• **PROVIDED MATERIAL**:
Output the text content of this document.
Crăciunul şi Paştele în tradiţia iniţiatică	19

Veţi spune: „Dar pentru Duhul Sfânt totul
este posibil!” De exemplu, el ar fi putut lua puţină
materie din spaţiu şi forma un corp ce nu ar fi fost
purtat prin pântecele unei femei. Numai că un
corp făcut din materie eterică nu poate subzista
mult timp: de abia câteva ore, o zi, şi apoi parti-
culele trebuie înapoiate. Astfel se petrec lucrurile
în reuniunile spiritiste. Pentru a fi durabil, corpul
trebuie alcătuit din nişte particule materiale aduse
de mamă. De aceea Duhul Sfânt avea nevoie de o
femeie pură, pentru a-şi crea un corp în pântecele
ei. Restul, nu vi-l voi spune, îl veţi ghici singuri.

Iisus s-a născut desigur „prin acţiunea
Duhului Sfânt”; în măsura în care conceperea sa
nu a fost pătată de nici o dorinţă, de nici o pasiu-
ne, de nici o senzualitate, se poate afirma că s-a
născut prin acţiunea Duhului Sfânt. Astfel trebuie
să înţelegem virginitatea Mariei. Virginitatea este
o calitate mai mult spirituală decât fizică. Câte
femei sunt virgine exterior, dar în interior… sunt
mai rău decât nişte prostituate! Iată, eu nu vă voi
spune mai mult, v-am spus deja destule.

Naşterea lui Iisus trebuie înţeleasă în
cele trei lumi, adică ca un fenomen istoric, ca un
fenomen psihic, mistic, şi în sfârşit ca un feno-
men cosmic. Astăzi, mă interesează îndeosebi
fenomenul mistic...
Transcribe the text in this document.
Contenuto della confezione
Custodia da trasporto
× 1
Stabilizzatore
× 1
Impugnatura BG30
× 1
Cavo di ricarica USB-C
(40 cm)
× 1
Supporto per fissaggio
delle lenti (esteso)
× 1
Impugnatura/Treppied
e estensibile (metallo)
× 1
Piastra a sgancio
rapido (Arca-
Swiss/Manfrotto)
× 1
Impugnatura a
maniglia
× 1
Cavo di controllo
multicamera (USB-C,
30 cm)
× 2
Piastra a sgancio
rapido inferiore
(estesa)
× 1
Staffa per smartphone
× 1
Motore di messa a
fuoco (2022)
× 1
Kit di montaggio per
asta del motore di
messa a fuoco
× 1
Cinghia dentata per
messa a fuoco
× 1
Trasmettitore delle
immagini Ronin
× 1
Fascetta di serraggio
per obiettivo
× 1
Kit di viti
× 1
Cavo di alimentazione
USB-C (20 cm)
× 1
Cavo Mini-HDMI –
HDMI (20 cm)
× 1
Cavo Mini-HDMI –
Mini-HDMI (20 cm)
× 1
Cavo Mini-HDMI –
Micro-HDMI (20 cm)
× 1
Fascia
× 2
--
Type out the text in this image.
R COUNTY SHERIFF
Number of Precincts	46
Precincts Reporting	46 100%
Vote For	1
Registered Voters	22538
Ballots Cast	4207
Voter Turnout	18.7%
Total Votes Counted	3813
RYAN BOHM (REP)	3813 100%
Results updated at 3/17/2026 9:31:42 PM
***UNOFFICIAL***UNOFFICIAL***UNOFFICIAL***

• **WHAT IS NEEDED**: In the entries above, identify every line with the word "nişte". Copy those lines.

• **TASK RESULT**:
trebuie alcătuit din nişte particule materiale aduse
mai rău decât nişte prostituate! Iată, eu nu vă voi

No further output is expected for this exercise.